▶ [TEXT]:
═══

There were no surprises here. The Wizards were in an entertaining scrap with the physical and disciplined Jazz, a team that plays together as well as Spain or the Spurs, circa 2005.

When people deign to mention that Jordan's job should be at stake, they really need to take a look at what was on the floor. At one point in the first half, their lineup was a gassed Jamison, Nick Young, Juan Dixon, Darius Songaila and Blatche. That's one legitimate NBA starter and four role players trying to hold court against two NBA all-stars and three solid veterans.

The Jazz is Pick-and-Roll and Pick-and-Pop U. of the NBA. Sloan basically turned Deron Williams and Boozer into Stockton and Malone, the sequel. They were playing a back-to-back after Philadelphia and Williams is still slow to return from injury, but when it mattered Utah was right there, in the middle of another scrum.

═══

▶ [WRITTEN TASK]:
Continue the Wizards–Jazz game recap from its last sentence, in the same voice.

═══

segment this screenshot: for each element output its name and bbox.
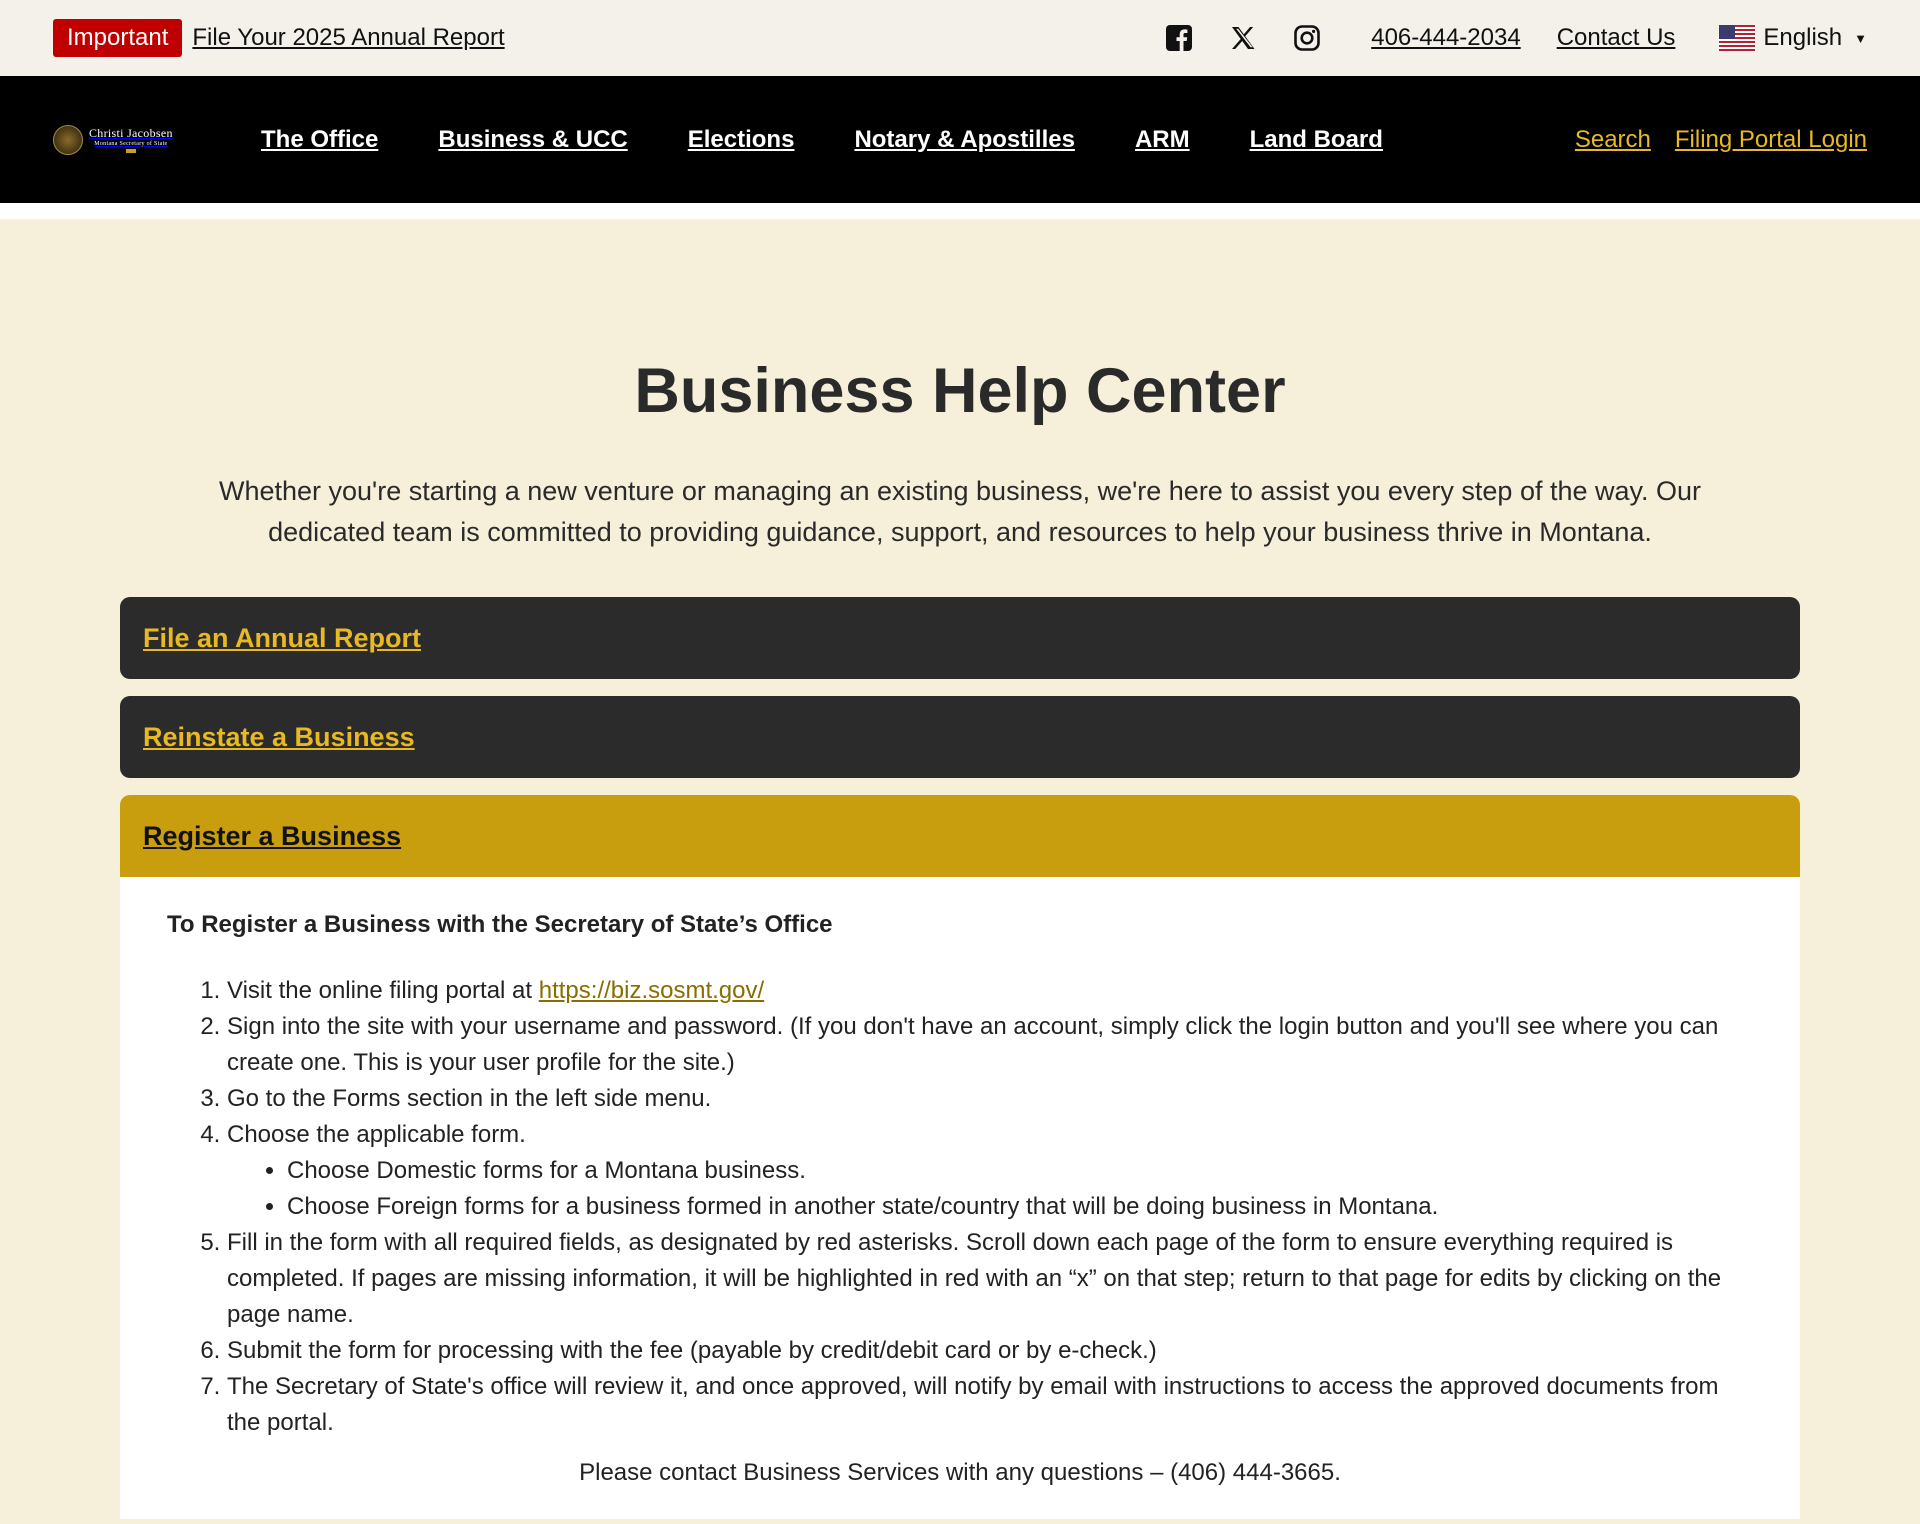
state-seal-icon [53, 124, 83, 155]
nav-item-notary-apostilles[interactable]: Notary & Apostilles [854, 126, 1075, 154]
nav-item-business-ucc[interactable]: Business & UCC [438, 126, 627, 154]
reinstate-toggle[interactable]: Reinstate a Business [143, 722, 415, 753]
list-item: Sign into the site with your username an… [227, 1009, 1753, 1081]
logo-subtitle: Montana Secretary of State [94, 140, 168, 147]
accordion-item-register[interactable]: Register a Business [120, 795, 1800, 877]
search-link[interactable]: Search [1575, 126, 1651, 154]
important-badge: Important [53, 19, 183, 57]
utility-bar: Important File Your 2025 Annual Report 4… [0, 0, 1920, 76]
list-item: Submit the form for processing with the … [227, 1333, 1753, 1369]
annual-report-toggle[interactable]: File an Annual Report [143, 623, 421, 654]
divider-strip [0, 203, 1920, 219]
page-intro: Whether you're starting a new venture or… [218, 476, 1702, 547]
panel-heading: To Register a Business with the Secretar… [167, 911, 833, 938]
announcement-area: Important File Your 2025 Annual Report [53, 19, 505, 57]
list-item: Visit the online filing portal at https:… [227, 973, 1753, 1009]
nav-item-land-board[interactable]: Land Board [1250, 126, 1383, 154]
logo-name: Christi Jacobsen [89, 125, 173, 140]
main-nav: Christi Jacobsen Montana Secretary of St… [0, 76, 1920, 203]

═══

▶ [REPLY]:
And the difference was not a Boozer putback or a Kyle Korver bomb from the perimeter; it was a 7-foot, 20-year-old running the floor with passion and purpose.

Proving he is indeed a rookie, McGee was whistled for a phantom foul by Jack Nies with 2:13 left. The kid stood there as Utah's Paul Millsap initiated contact along the baseline.

A veteran referee was the only thing that could thwart his boyish exuberance; veteran players surely couldn't contain it. If not tomorrow or next week, sometime in the next month Eddie Jordan really needs to rethink this one:

Start the kid. Soon. He essentially kick-started a season last night that badly needed a charge.